▶ _SELECTED EXTRACT_:
This is the second foilnose design. The motivation for this design is the experiment further with what appears to be a promising avenue of investigation: improving the L/D ratio by stiffing the leading edge.
The misfeature which I most want to eliminate from the first foilnose design is the deep creases parallel to the trailing edge of the canopy terminating at the bridle connection points. These creases are not the nice 'wows' seen on the wing leading edge of a typical NPW, but creases in the canopy perpendicular to the airflow when flown at low angles of attack. The bridling of the first foilnose allows for tuning to any AOA, but I believe it is the drag induced by these creases which limits the achievable minimum AOA.
Why do I want to achieve low AOA? The single greatest impact on a kites lift to drag ratio is its flying AOA. Peter Lynn's
Kite Design myth #1 describes this.

▶ _EXCERPTED DATA_:
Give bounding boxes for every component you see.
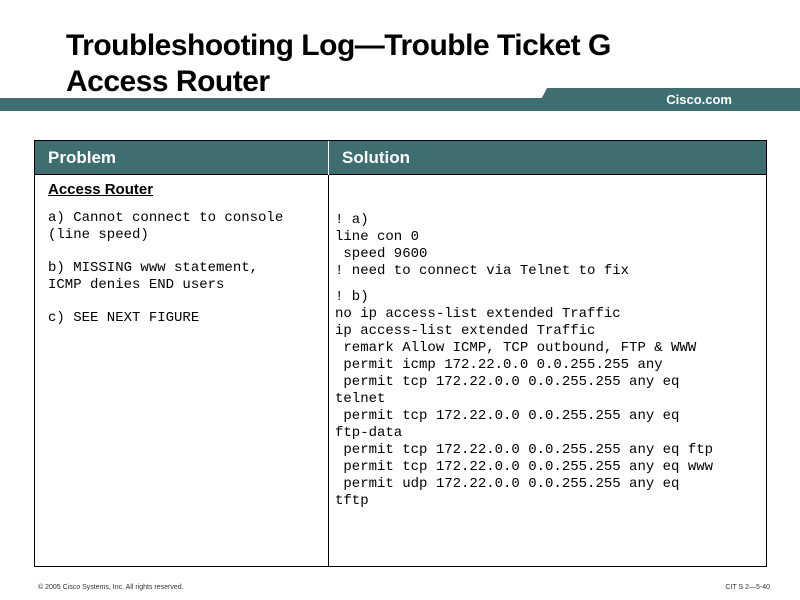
header-problem: Problem [48,148,117,167]
problem-heading: Access Router [48,181,154,198]
troubleshooting-table [34,140,767,567]
solution-block-b: ! b) no ip access-list extended Traffic ip access-list extended Traffic remark Allow ICMP, TCP outbound, FTP & WWW permit icmp 172.22.0.0 0.0.255.255 any permit tcp 172.22.0.0 0.0.255.255 any eq telnet permit tcp 172.22.0.0 0.0.255.255 any eq ftp-data permit tcp 172.22.0.0 0.0.255.255 any eq ftp permit tcp 172.22.0.0 0.0.255.255 any eq www permit udp 172.22.0.0 0.0.255.255 any eq tftp [335,289,714,509]
slide-title-line-1: Troubleshooting Log—Trouble Ticket G [66,29,611,62]
problem-item-a: a) Cannot connect to console (line speed) [48,210,284,243]
table-header [35,141,766,175]
problem-column [48,181,323,343]
solution-column [335,212,765,510]
problem-item-b: b) MISSING www statement, ICMP denies END users [48,260,259,293]
footer-copyright: © 2005 Cisco Systems, Inc. All rights reserved. [38,584,184,591]
problem-item-c: c) SEE NEXT FIGURE [48,310,200,326]
header-column-divider [328,141,329,175]
column-divider [328,141,329,566]
footer-slide-number: CIT S 2—5-40 [725,584,770,591]
slide-title-line-2: Access Router [66,65,270,98]
solution-block-a: ! a) line con 0 speed 9600 ! need to connect via Telnet to fix [335,212,630,279]
header-solution: Solution [342,148,410,167]
brand-logo-text: Cisco.com [666,92,732,107]
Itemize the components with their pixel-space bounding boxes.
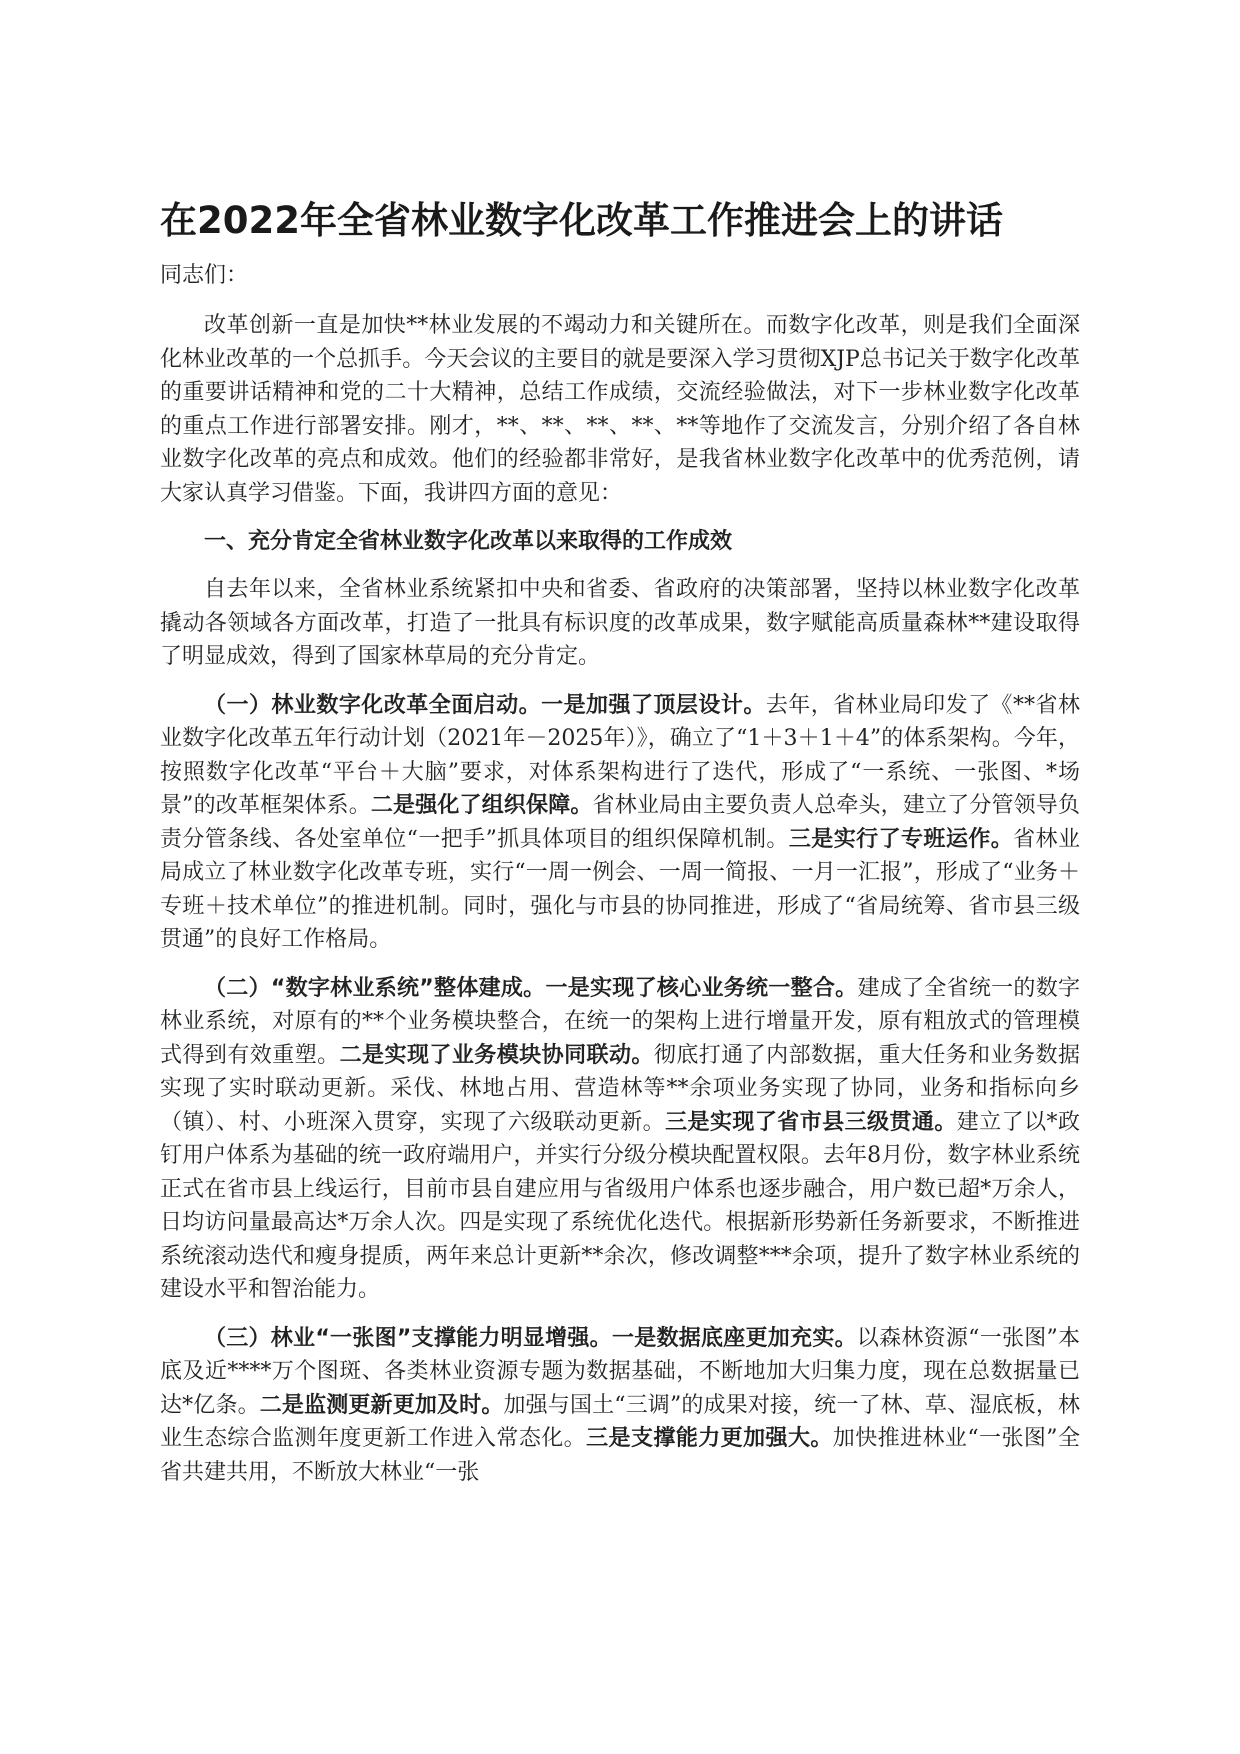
subsection-1-paragraph — [160, 689, 1080, 957]
subsection-3-text-2: 加强与国土“三调”的成果对接，统一了林、草、湿底板，林业生态综合监测年度更新工作进入常态化。 — [160, 1392, 1080, 1451]
section-heading-1: 一、充分肯定全省林业数字化改革以来取得的工作成效 — [204, 529, 733, 554]
subsection-3-bold-3: 三是支撑能力更加强大。 — [586, 1426, 833, 1451]
subsection-1-text-1: 去年，省林业局印发了《**省林业数字化改革五年行动计划（2021年－2025年）》，确立了“1＋3＋1＋4”的体系架构。今年，按照数字化改革“平台＋大脑”要求，对体系架构进行了迭代，形成了“一系统、一张图、*场景”的改革框架体系。 — [160, 692, 1080, 818]
subsection-2-paragraph — [160, 972, 1080, 1307]
salutation: 同志们： — [160, 263, 249, 288]
subsection-2-bold-3: 三是实现了省市县三级贯通。 — [665, 1109, 957, 1135]
subsection-2-text-1: 建成了全省统一的数字林业系统，对原有的**个业务模块整合，在统一的架构上进行增量开发，原有粗放式的管理模式得到有效重塑。 — [160, 975, 1080, 1068]
document-title: 在2022年全省林业数字化改革工作推进会上的讲话 — [160, 199, 1003, 242]
section1-lead-paragraph: 自去年以来，全省林业系统紧扣中央和省委、省政府的决策部署，坚持以林业数字化改革撬动各领域各方面改革，打造了一批具有标识度的改革成果，数字赋能高质量森林**建设取得了明显成效，得到了国家林草局的充分肯定。 — [160, 577, 1080, 669]
subsection-3-bold-1: （三）林业“一张图”支撑能力明显增强。一是数据底座更加充实。 — [204, 1325, 857, 1351]
subsection-2-text-3: 建立了以*政钉用户体系为基础的统一政府端用户，并实行分级分模块配置权限。去年8月份，数字林业系统正式在省市县上线运行，目前市县自建应用与省级用户体系也逐步融合，用户数已超*万余人，日均访问量最高达*万余人次。四是实现了系统优化迭代。根据新形势新任务新要求，不断推进系统滚动迭代和瘦身提质，两年来总计更新**余次，修改调整***余项，提升了数字林业系统的建设水平和智治能力。 — [160, 1109, 1080, 1302]
subsection-3-bold-2: 二是监测更新更加及时。 — [259, 1392, 504, 1418]
subsection-3-text-3: 加快推进林业“一张图”全省共建共用，不断放大林业“一张 — [160, 1426, 1080, 1485]
subsection-2-bold-2: 二是实现了业务模块协同联动。 — [339, 1042, 654, 1068]
intro-paragraph: 改革创新一直是加快**林业发展的不竭动力和关键所在。而数字化改革，则是我们全面深化林业改革的一个总抓手。今天会议的主要目的就是要深入学习贯彻XJP总书记关于数字化改革的重要讲话精神和党的二十大精神，总结工作成绩，交流经验做法，对下一步林业数字化改革的重点工作进行部署安排。刚才，**、**、**、**、**等地作了交流发言，分别介绍了各自林业数字化改革的亮点和成效。他们的经验都非常好，是我省林业数字化改革中的优秀范例，请大家认真学习借鉴。下面，我讲四方面的意见： — [160, 313, 1080, 506]
subsection-1-text-3: 省林业局成立了林业数字化改革专班，实行“一周一例会、一周一简报、一月一汇报”，形成了“业务＋专班＋技术单位”的推进机制。同时，强化与市县的协同推进，形成了“省局统筹、省市县三级贯通”的良好工作格局。 — [160, 826, 1080, 952]
subsection-1-bold-3: 三是实行了专班运作。 — [788, 826, 1014, 852]
subsection-1-text-2: 省林业局由主要负责人总牵头，建立了分管领导负责分管条线、各处室单位“一把手”抓具体项目的组织保障机制。 — [160, 793, 1080, 852]
subsection-3-text-1: 以森林资源“一张图”本底及近****万个图斑、各类林业资源专题为数据基础，不断地加大归集力度，现在总数据量已达*亿条。 — [160, 1325, 1080, 1418]
subsection-2-text-2: 彻底打通了内部数据，重大任务和业务数据实现了实时联动更新。采伐、林地占用、营造林等**余项业务实现了协同，业务和指标向乡（镇）、村、小班深入贯穿，实现了六级联动更新。 — [160, 1042, 1080, 1135]
subsection-1-bold-1: （一）林业数字化改革全面启动。一是加强了顶层设计。 — [204, 692, 766, 718]
subsection-3-paragraph — [160, 1322, 1080, 1490]
subsection-1-bold-2: 二是强化了组织保障。 — [370, 793, 593, 818]
subsection-2-bold-1: （二）“数字林业系统”整体建成。一是实现了核心业务统一整合。 — [204, 975, 858, 1001]
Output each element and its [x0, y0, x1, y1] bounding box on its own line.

▶ _TASK SET_:
a – Based on the foilnose kite text, answer yes or no for each statement and quote the words that decide it.
(i) The creases the writer wants to remove run parallel to the trailing edge of the canopy.
(ii) The bridling of the first foilnose allows tuning only to high angles of attack.
(iii) The creases are the same as the 'wows' seen on the wing leading edge of a typical NPW.
b – According to the foilnose kite text, what has the single greatest impact on a kite's lift to drag ratio?
c – Please write what comes next in the foilnose kite text, picking up after its final sentence.
The rows have no connection to the foilnose kite text.

▶ _ANSWERS BELOW_:
a –
(i) Yes: "the deep creases parallel to the trailing edge of the canopy terminating at the bridle connection points"
(ii) No: "The bridling of the first foilnose allows for tuning to any AOA"
(iii) No: "These creases are not the nice 'wows' seen on the wing leading edge of a typical NPW"

b – Its flying AOA.

c –
The foilnose designs look, well, weird with their non-textbook foil sections, but 'red thread' is that the design is being tuned for the most important aspect first: AOA. Even calling the inflated bumps on foilnose2 a foil is to stretch the definition! :-)
But, they serve the primary purpose of any inflated foil used on a kite: to prevent the nose from collapsing at low angles of attack. If this were not true, single skin kites would rule the skies, having left behind the slow reaction penalty of accelerating an enclosed volume of air, the weight penalty of three times the material, and the cost penalty of complex construction. In spite of all these drawbacks to inflated foils, they still dominate because their noses are less prone to collapse, allowing them to be flown at lower AOAs (giving higher L/D).
After the planform AOA is optimized, then a 'real foil' can be used instead of the inflated bumps. Design iteration is all about iteration. Dragging the overhead of a 'real foil' along each step of the way would slow the process. With family and work demands, low kite design iteration overhead is very appealing to me!
That was a little detour into kite design apologetics. Let's get back on track.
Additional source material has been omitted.